◆ WHAT THE EXERCISE ASKS ◆
Filter this material down to the lines that hold "Gain", copying each one.

◆ DATA ROWS ◆
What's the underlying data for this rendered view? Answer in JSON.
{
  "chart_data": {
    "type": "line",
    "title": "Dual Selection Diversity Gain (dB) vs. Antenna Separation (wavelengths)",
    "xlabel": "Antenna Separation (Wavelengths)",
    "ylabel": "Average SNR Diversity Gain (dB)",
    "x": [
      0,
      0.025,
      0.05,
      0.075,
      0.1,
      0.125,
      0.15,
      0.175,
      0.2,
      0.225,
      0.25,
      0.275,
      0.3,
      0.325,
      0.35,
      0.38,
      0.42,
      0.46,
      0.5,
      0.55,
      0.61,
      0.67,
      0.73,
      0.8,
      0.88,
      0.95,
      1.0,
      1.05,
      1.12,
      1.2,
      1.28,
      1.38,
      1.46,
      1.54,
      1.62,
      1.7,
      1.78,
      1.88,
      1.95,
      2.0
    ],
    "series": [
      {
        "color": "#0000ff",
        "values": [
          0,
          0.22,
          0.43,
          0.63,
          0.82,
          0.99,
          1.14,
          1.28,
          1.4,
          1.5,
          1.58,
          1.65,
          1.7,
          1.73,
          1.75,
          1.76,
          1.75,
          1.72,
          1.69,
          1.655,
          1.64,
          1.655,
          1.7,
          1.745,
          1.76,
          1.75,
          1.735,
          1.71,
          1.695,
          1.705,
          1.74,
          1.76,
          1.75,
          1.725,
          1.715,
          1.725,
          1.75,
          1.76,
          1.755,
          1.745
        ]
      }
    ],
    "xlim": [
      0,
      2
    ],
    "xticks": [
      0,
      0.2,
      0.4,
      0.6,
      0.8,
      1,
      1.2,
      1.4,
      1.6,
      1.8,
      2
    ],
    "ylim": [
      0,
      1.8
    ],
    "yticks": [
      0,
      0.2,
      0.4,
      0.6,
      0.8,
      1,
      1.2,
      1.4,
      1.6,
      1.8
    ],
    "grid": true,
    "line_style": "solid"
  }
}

◆ WRITTEN SOLUTION ◆
    "title": "Dual Selection Diversity Gain (dB) vs. Antenna Separation (wavelengths)",
    "ylabel": "Average SNR Diversity Gain (dB)",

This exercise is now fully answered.